↓
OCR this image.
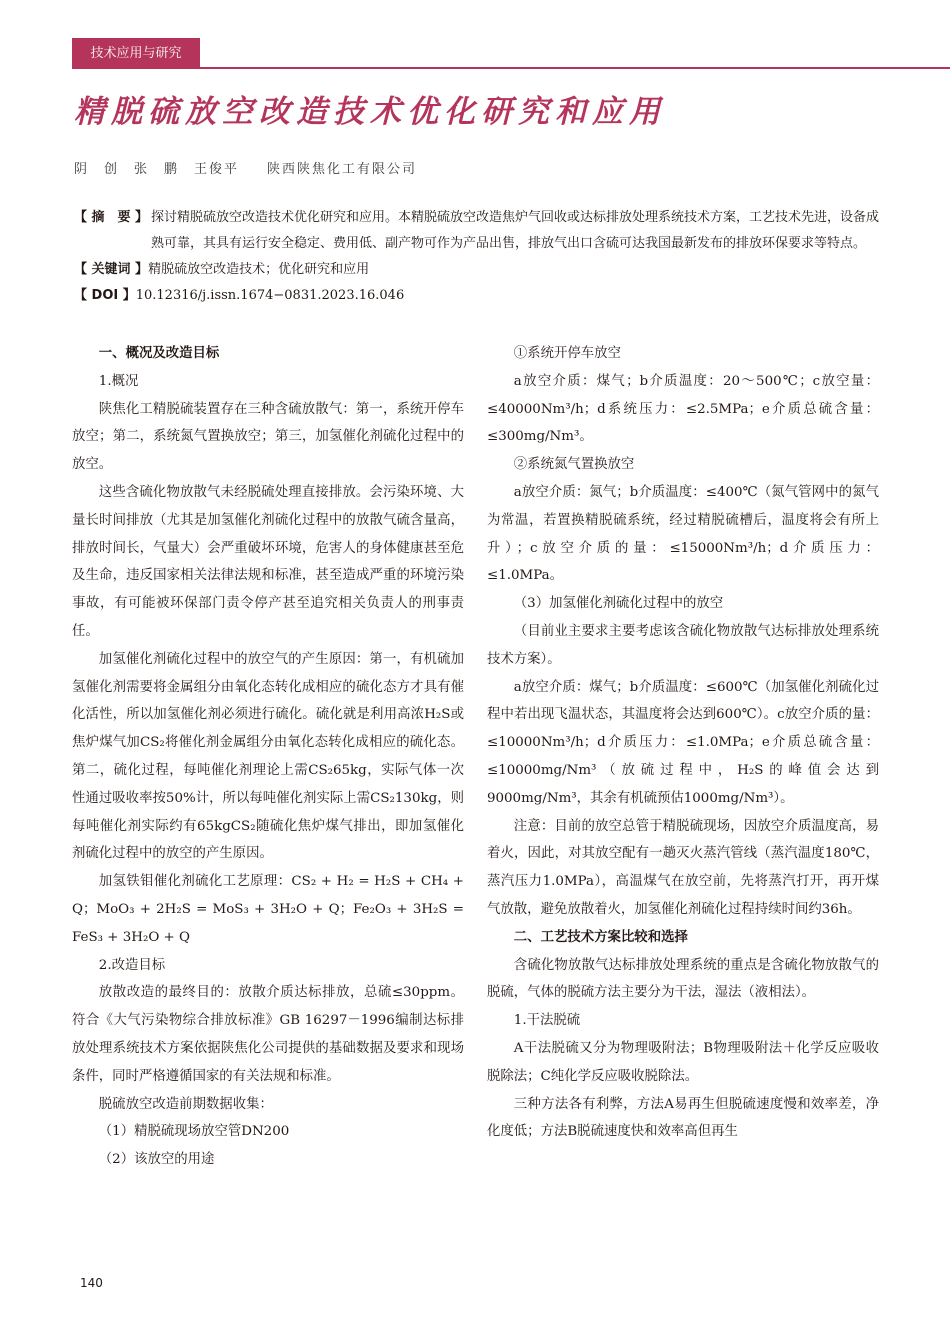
技术应用与研究
精脱硫放空改造技术优化研究和应用
阴　创　张　鹏　王俊平 陕西陕焦化工有限公司
【 摘　要 】 探讨精脱硫放空改造技术优化研究和应用。本精脱硫放空改造焦炉气回收或达标排放处理系统技术方案，工艺技术先进，设备成熟可靠，其具有运行安全稳定、费用低、副产物可作为产品出售，排放气出口含硫可达我国最新发布的排放环保要求等特点。
【 关键词 】 精脱硫放空改造技术；优化研究和应用
【 DOI 】 10.12316/j.issn.1674−0831.2023.16.046

一、概况及改造目标

1.概况

陕焦化工精脱硫装置存在三种含硫放散气：第一，系统开停车放空；第二，系统氮气置换放空；第三，加氢催化剂硫化过程中的放空。

这些含硫化物放散气未经脱硫处理直接排放。会污染环境、大量长时间排放（尤其是加氢催化剂硫化过程中的放散气硫含量高，排放时间长，气量大）会严重破坏环境，危害人的身体健康甚至危及生命，违反国家相关法律法规和标准，甚至造成严重的环境污染事故，有可能被环保部门责令停产甚至追究相关负责人的刑事责任。

加氢催化剂硫化过程中的放空气的产生原因：第一，有机硫加氢催化剂需要将金属组分由氧化态转化成相应的硫化态方才具有催化活性，所以加氢催化剂必须进行硫化。硫化就是利用高浓H₂S或焦炉煤气加CS₂将催化剂金属组分由氧化态转化成相应的硫化态。第二，硫化过程，每吨催化剂理论上需CS₂65kg，实际气体一次性通过吸收率按50%计，所以每吨催化剂实际上需CS₂130kg，则每吨催化剂实际约有65kgCS₂随硫化焦炉煤气排出，即加氢催化剂硫化过程中的放空的产生原因。

加氢铁钼催化剂硫化工艺原理：CS₂ + H₂ = H₂S + CH₄ + Q；MoO₃ + 2H₂S = MoS₃ + 3H₂O + Q；Fe₂O₃ + 3H₂S = FeS₃ + 3H₂O + Q

2.改造目标

放散改造的最终目的：放散介质达标排放，总硫≤30ppm。符合《大气污染物综合排放标准》GB 16297－1996编制达标排放处理系统技术方案依据陕焦化公司提供的基础数据及要求和现场条件，同时严格遵循国家的有关法规和标准。

脱硫放空改造前期数据收集：

（1）精脱硫现场放空管DN200

（2）该放空的用途

①系统开停车放空

a放空介质：煤气；b介质温度：20～500℃；c放空量：≤40000Nm³/h；d系统压力：≤2.5MPa；e介质总硫含量：≤300mg/Nm³。

②系统氮气置换放空

a放空介质：氮气；b介质温度：≤400℃（氮气管网中的氮气为常温，若置换精脱硫系统，经过精脱硫槽后，温度将会有所上升）；c放空介质的量：≤15000Nm³/h；d介质压力：≤1.0MPa。

（3）加氢催化剂硫化过程中的放空

（目前业主要求主要考虑该含硫化物放散气达标排放处理系统技术方案）。

a放空介质：煤气；b介质温度：≤600℃（加氢催化剂硫化过程中若出现飞温状态，其温度将会达到600℃）。c放空介质的量：≤10000Nm³/h；d介质压力：≤1.0MPa；e介质总硫含量：≤10000mg/Nm³（放硫过程中，H₂S的峰值会达到9000mg/Nm³，其余有机硫预估1000mg/Nm³）。

注意：目前的放空总管于精脱硫现场，因放空介质温度高，易着火，因此，对其放空配有一趟灭火蒸汽管线（蒸汽温度180℃，蒸汽压力1.0MPa），高温煤气在放空前，先将蒸汽打开，再开煤气放散，避免放散着火，加氢催化剂硫化过程持续时间约36h。

二、工艺技术方案比较和选择

含硫化物放散气达标排放处理系统的重点是含硫化物放散气的脱硫，气体的脱硫方法主要分为干法，湿法（液相法）。

1.干法脱硫

A干法脱硫又分为物理吸附法；B物理吸附法＋化学反应吸收脱除法；C纯化学反应吸收脱除法。

三种方法各有利弊，方法A易再生但脱硫速度慢和效率差，净化度低；方法B脱硫速度快和效率高但再生

140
↑
* _Required work_
Extract the full listing exactly, with the pictures left out.

* _Answer to this problem_
OCR this image.
技术应用与研究
精脱硫放空改造技术优化研究和应用
阴　创　张　鹏　王俊平 陕西陕焦化工有限公司
【 摘　要 】 探讨精脱硫放空改造技术优化研究和应用。本精脱硫放空改造焦炉气回收或达标排放处理系统技术方案，工艺技术先进，设备成熟可靠，其具有运行安全稳定、费用低、副产物可作为产品出售，排放气出口含硫可达我国最新发布的排放环保要求等特点。
【 关键词 】 精脱硫放空改造技术；优化研究和应用
【 DOI 】 10.12316/j.issn.1674−0831.2023.16.046

一、概况及改造目标

1.概况

陕焦化工精脱硫装置存在三种含硫放散气：第一，系统开停车放空；第二，系统氮气置换放空；第三，加氢催化剂硫化过程中的放空。

这些含硫化物放散气未经脱硫处理直接排放。会污染环境、大量长时间排放（尤其是加氢催化剂硫化过程中的放散气硫含量高，排放时间长，气量大）会严重破坏环境，危害人的身体健康甚至危及生命，违反国家相关法律法规和标准，甚至造成严重的环境污染事故，有可能被环保部门责令停产甚至追究相关负责人的刑事责任。

加氢催化剂硫化过程中的放空气的产生原因：第一，有机硫加氢催化剂需要将金属组分由氧化态转化成相应的硫化态方才具有催化活性，所以加氢催化剂必须进行硫化。硫化就是利用高浓H₂S或焦炉煤气加CS₂将催化剂金属组分由氧化态转化成相应的硫化态。第二，硫化过程，每吨催化剂理论上需CS₂65kg，实际气体一次性通过吸收率按50%计，所以每吨催化剂实际上需CS₂130kg，则每吨催化剂实际约有65kgCS₂随硫化焦炉煤气排出，即加氢催化剂硫化过程中的放空的产生原因。

加氢铁钼催化剂硫化工艺原理：CS₂ + H₂ = H₂S + CH₄ + Q；MoO₃ + 2H₂S = MoS₃ + 3H₂O + Q；Fe₂O₃ + 3H₂S = FeS₃ + 3H₂O + Q

2.改造目标

放散改造的最终目的：放散介质达标排放，总硫≤30ppm。符合《大气污染物综合排放标准》GB 16297－1996编制达标排放处理系统技术方案依据陕焦化公司提供的基础数据及要求和现场条件，同时严格遵循国家的有关法规和标准。

脱硫放空改造前期数据收集：

（1）精脱硫现场放空管DN200

（2）该放空的用途

①系统开停车放空

a放空介质：煤气；b介质温度：20～500℃；c放空量：≤40000Nm³/h；d系统压力：≤2.5MPa；e介质总硫含量：≤300mg/Nm³。

②系统氮气置换放空

a放空介质：氮气；b介质温度：≤400℃（氮气管网中的氮气为常温，若置换精脱硫系统，经过精脱硫槽后，温度将会有所上升）；c放空介质的量：≤15000Nm³/h；d介质压力：≤1.0MPa。

（3）加氢催化剂硫化过程中的放空

（目前业主要求主要考虑该含硫化物放散气达标排放处理系统技术方案）。

a放空介质：煤气；b介质温度：≤600℃（加氢催化剂硫化过程中若出现飞温状态，其温度将会达到600℃）。c放空介质的量：≤10000Nm³/h；d介质压力：≤1.0MPa；e介质总硫含量：≤10000mg/Nm³（放硫过程中，H₂S的峰值会达到9000mg/Nm³，其余有机硫预估1000mg/Nm³）。

注意：目前的放空总管于精脱硫现场，因放空介质温度高，易着火，因此，对其放空配有一趟灭火蒸汽管线（蒸汽温度180℃，蒸汽压力1.0MPa），高温煤气在放空前，先将蒸汽打开，再开煤气放散，避免放散着火，加氢催化剂硫化过程持续时间约36h。

二、工艺技术方案比较和选择

含硫化物放散气达标排放处理系统的重点是含硫化物放散气的脱硫，气体的脱硫方法主要分为干法，湿法（液相法）。

1.干法脱硫

A干法脱硫又分为物理吸附法；B物理吸附法＋化学反应吸收脱除法；C纯化学反应吸收脱除法。

三种方法各有利弊，方法A易再生但脱硫速度慢和效率差，净化度低；方法B脱硫速度快和效率高但再生

140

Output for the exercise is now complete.